* **ENTRIES**
— BEGIN —

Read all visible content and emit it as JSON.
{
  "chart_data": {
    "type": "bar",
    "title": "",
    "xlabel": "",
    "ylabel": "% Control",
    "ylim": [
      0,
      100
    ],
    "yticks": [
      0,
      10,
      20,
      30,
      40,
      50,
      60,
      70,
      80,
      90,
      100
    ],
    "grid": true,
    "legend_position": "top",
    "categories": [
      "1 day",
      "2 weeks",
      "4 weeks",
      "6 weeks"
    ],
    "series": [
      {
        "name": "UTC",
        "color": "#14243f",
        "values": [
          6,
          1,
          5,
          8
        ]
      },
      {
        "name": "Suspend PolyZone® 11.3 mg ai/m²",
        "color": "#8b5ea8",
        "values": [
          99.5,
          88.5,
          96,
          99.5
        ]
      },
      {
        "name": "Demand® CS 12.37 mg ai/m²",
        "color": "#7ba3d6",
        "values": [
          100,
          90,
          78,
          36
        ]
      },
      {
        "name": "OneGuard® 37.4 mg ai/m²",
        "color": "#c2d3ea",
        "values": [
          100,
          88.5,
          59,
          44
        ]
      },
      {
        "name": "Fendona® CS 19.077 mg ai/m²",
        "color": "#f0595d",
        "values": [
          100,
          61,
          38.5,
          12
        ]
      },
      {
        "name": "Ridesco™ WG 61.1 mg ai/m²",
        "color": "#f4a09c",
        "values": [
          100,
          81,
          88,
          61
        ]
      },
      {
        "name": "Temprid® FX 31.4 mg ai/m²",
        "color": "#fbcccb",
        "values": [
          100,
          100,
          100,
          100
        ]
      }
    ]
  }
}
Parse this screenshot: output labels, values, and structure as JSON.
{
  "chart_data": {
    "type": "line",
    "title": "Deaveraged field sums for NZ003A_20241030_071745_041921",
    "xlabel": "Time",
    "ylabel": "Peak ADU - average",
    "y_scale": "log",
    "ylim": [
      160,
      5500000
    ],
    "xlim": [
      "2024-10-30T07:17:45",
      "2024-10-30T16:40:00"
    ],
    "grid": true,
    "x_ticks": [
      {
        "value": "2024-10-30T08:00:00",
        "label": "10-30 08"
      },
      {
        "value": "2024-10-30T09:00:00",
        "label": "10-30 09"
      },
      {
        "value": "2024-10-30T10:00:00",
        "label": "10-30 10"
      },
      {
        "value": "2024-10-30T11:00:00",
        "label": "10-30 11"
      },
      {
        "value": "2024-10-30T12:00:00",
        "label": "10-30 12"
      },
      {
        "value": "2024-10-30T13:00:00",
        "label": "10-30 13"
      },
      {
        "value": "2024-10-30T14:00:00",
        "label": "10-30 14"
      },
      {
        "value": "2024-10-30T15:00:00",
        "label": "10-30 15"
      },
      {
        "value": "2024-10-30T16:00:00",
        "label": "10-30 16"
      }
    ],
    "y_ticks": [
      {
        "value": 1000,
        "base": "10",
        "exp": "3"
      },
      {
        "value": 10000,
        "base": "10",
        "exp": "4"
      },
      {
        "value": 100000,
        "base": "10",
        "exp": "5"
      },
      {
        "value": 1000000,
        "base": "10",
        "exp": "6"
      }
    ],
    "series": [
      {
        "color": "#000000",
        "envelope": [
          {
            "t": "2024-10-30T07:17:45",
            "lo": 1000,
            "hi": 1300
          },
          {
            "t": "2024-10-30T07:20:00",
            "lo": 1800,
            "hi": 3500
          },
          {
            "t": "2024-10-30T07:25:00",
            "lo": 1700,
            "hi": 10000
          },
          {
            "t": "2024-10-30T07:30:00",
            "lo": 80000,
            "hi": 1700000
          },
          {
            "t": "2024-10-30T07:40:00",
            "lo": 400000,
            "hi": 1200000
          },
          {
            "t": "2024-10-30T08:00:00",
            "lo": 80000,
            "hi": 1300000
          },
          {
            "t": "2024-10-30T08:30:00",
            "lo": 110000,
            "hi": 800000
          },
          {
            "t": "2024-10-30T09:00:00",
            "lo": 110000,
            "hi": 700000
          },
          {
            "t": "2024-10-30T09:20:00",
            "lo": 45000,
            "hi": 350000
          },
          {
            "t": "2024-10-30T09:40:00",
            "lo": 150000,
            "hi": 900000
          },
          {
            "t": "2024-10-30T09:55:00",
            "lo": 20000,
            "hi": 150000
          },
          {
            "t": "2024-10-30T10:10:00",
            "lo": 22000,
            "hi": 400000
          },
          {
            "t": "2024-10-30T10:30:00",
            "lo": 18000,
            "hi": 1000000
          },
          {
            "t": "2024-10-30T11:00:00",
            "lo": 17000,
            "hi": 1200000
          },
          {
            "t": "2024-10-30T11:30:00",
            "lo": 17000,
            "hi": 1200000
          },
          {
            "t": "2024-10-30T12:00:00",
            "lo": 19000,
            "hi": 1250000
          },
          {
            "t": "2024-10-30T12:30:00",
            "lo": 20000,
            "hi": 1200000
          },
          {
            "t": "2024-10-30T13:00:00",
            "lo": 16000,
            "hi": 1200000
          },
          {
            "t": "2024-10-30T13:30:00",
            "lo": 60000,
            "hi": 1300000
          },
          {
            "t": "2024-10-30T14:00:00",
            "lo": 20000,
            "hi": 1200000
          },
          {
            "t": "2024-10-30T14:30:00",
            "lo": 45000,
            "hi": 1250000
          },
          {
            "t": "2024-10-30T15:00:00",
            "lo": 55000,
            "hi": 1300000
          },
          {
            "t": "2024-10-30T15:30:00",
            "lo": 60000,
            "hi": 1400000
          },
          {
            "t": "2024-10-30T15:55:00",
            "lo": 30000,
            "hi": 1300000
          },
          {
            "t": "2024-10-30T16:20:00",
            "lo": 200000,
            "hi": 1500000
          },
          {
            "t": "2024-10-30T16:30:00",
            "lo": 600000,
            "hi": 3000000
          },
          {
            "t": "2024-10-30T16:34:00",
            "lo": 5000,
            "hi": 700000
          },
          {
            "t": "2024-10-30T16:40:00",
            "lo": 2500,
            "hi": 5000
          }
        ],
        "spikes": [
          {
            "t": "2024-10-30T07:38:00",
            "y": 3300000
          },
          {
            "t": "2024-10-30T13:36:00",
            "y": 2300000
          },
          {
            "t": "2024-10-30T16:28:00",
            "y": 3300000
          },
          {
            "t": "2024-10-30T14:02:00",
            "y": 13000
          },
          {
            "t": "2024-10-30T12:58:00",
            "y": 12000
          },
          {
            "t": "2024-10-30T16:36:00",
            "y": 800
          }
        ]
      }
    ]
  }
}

— END —
— BEGIN —

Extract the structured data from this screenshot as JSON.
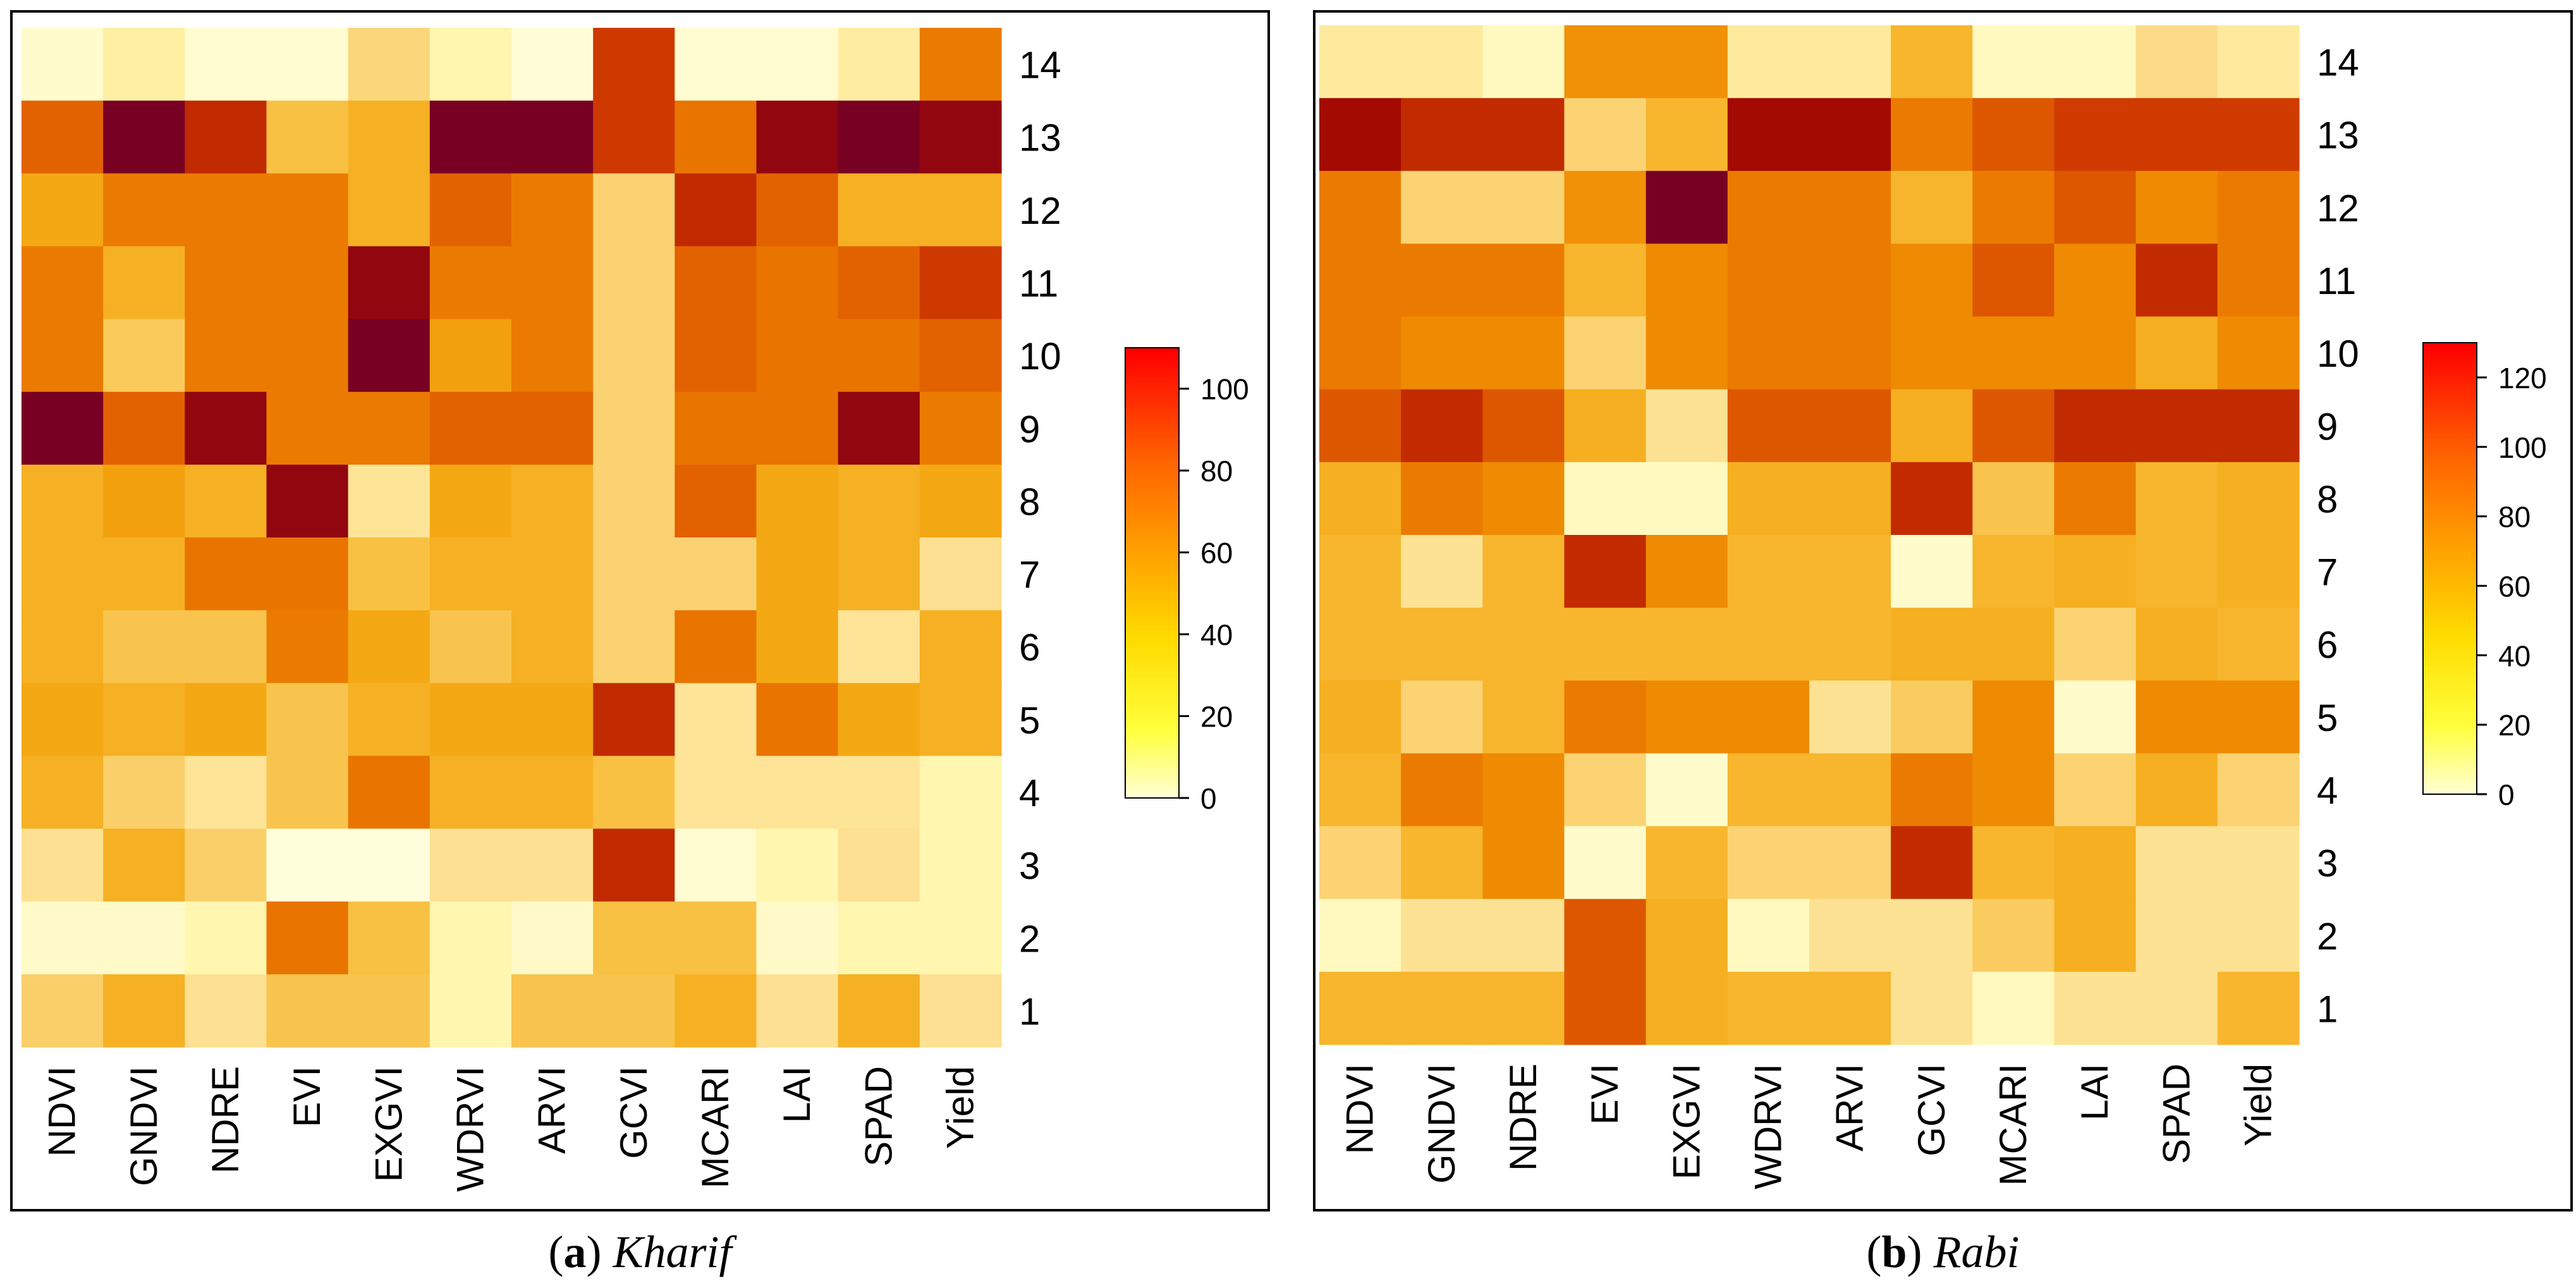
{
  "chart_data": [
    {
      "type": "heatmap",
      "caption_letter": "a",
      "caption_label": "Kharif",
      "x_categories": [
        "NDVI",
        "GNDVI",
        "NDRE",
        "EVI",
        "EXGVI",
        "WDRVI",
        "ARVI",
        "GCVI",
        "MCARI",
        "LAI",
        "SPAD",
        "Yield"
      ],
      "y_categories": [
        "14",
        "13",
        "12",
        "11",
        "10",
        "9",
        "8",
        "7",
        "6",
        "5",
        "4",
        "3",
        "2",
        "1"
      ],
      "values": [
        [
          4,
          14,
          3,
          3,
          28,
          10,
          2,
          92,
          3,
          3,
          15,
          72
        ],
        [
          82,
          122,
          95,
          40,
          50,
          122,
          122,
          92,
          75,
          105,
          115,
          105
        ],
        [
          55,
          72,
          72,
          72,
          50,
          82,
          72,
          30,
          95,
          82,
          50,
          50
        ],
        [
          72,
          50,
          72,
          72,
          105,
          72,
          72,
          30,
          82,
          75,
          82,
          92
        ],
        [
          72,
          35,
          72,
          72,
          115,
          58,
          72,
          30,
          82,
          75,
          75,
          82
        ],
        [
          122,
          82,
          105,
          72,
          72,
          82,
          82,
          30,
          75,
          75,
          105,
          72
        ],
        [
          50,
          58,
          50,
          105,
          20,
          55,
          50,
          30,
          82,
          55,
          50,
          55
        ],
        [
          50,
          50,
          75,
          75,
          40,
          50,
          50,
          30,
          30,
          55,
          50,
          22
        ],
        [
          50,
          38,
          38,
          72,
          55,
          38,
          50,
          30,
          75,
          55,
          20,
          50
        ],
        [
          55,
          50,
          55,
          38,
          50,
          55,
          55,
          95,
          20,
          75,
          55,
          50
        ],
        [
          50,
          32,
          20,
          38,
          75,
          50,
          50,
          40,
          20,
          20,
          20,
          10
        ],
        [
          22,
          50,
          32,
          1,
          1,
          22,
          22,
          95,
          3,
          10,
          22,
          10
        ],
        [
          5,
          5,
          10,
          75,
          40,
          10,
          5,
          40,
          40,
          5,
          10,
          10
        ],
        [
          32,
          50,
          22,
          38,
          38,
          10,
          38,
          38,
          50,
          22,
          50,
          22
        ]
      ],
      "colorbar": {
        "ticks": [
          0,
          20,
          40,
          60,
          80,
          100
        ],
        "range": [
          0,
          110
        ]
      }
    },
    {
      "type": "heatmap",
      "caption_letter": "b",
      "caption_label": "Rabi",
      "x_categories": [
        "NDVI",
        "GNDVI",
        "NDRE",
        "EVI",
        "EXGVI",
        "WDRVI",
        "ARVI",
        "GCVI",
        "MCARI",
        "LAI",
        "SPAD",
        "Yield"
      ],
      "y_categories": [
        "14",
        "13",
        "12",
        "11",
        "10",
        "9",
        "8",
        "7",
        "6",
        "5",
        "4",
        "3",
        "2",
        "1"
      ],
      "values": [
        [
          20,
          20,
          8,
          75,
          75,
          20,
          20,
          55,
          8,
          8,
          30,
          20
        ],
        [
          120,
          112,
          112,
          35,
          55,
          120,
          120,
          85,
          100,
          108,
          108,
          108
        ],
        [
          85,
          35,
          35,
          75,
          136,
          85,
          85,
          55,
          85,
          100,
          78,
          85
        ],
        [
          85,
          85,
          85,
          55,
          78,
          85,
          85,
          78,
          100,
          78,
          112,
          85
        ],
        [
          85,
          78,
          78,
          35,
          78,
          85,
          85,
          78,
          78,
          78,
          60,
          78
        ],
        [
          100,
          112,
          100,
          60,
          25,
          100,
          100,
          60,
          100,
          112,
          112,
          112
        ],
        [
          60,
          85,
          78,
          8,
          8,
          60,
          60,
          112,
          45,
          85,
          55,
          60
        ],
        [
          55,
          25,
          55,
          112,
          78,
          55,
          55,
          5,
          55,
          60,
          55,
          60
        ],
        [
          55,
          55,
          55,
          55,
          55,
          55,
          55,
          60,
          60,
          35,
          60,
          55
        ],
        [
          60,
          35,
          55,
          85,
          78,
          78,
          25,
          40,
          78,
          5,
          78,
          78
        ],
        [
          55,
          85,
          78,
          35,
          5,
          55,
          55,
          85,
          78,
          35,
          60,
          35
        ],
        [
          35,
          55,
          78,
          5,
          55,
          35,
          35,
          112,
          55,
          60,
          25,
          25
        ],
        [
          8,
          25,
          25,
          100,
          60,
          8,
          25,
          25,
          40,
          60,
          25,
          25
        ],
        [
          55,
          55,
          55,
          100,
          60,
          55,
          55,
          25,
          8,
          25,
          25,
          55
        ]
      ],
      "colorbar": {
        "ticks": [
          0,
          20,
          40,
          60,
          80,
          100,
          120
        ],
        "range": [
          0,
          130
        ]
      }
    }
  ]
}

— END —

Show each line holding the word "JSON".

Read all visible content and emit it as JSON.
Parse this screenshot: output labels, values, and structure as JSON.
Extract the structured data from this screenshot as JSON.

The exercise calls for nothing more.